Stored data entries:
-------------------------
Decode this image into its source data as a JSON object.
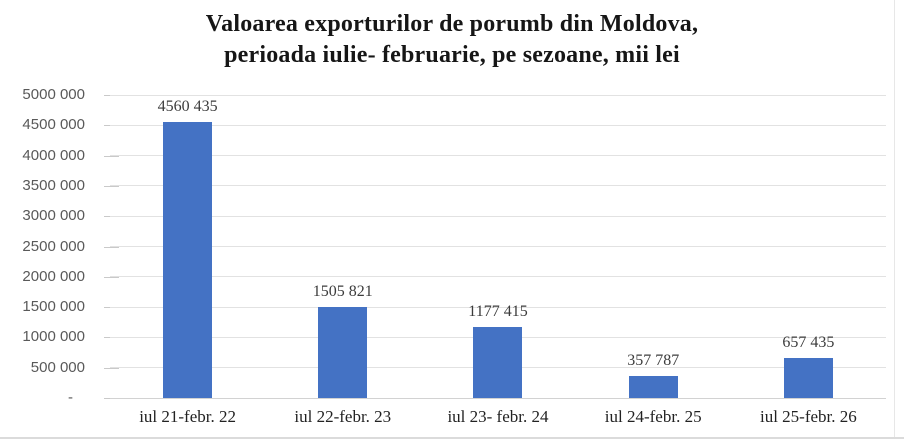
{
  "figure": {
    "title_line1": "Valoarea exporturilor de porumb din Moldova,",
    "title_line2": "perioada iulie- februarie, pe sezoane, mii lei"
  },
  "chart_data": {
    "type": "bar",
    "title": "Valoarea exporturilor de porumb din Moldova, perioada iulie- februarie, pe sezoane, mii lei",
    "xlabel": "",
    "ylabel": "",
    "categories": [
      "iul 21-febr. 22",
      "iul 22-febr. 23",
      "iul 23- febr. 24",
      "iul 24-febr. 25",
      "iul 25-febr. 26"
    ],
    "values": [
      4560435,
      1505821,
      1177415,
      357787,
      657435
    ],
    "value_labels": [
      "4560 435",
      "1505 821",
      "1177 415",
      "357 787",
      "657 435"
    ],
    "ylim": [
      0,
      5000000
    ],
    "y_step": 500000,
    "y_ticks": [
      {
        "value": 5000000,
        "label": "5000 000"
      },
      {
        "value": 4500000,
        "label": "4500 000"
      },
      {
        "value": 4000000,
        "label": "4000 000"
      },
      {
        "value": 3500000,
        "label": "3500 000"
      },
      {
        "value": 3000000,
        "label": "3000 000"
      },
      {
        "value": 2500000,
        "label": "2500 000"
      },
      {
        "value": 2000000,
        "label": "2000 000"
      },
      {
        "value": 1500000,
        "label": "1500 000"
      },
      {
        "value": 1000000,
        "label": "1000 000"
      },
      {
        "value": 500000,
        "label": "500 000"
      },
      {
        "value": 0,
        "label": "-"
      }
    ],
    "grid": true,
    "legend": "none",
    "bar_color": "#4472c4",
    "colors": {
      "gridline": "#e2e2e2",
      "axis_line": "#d2d2d2",
      "y_label_text": "#595959",
      "value_label_text": "#3c3c3c",
      "category_label_text": "#222222",
      "title_text": "#161616"
    }
  }
}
-------------------------
__SET TASK__:
All entries must be written out again exactly as given, with no pictures in the copy.

__WRITTEN RESPONSE__:
Decode this image into its source data as a JSON object.
{
  "figure": {
    "title_line1": "Valoarea exporturilor de porumb din Moldova,",
    "title_line2": "perioada iulie- februarie, pe sezoane, mii lei"
  },
  "chart_data": {
    "type": "bar",
    "title": "Valoarea exporturilor de porumb din Moldova, perioada iulie- februarie, pe sezoane, mii lei",
    "xlabel": "",
    "ylabel": "",
    "categories": [
      "iul 21-febr. 22",
      "iul 22-febr. 23",
      "iul 23- febr. 24",
      "iul 24-febr. 25",
      "iul 25-febr. 26"
    ],
    "values": [
      4560435,
      1505821,
      1177415,
      357787,
      657435
    ],
    "value_labels": [
      "4560 435",
      "1505 821",
      "1177 415",
      "357 787",
      "657 435"
    ],
    "ylim": [
      0,
      5000000
    ],
    "y_step": 500000,
    "y_ticks": [
      {
        "value": 5000000,
        "label": "5000 000"
      },
      {
        "value": 4500000,
        "label": "4500 000"
      },
      {
        "value": 4000000,
        "label": "4000 000"
      },
      {
        "value": 3500000,
        "label": "3500 000"
      },
      {
        "value": 3000000,
        "label": "3000 000"
      },
      {
        "value": 2500000,
        "label": "2500 000"
      },
      {
        "value": 2000000,
        "label": "2000 000"
      },
      {
        "value": 1500000,
        "label": "1500 000"
      },
      {
        "value": 1000000,
        "label": "1000 000"
      },
      {
        "value": 500000,
        "label": "500 000"
      },
      {
        "value": 0,
        "label": "-"
      }
    ],
    "grid": true,
    "legend": "none",
    "bar_color": "#4472c4",
    "colors": {
      "gridline": "#e2e2e2",
      "axis_line": "#d2d2d2",
      "y_label_text": "#595959",
      "value_label_text": "#3c3c3c",
      "category_label_text": "#222222",
      "title_text": "#161616"
    }
  }
}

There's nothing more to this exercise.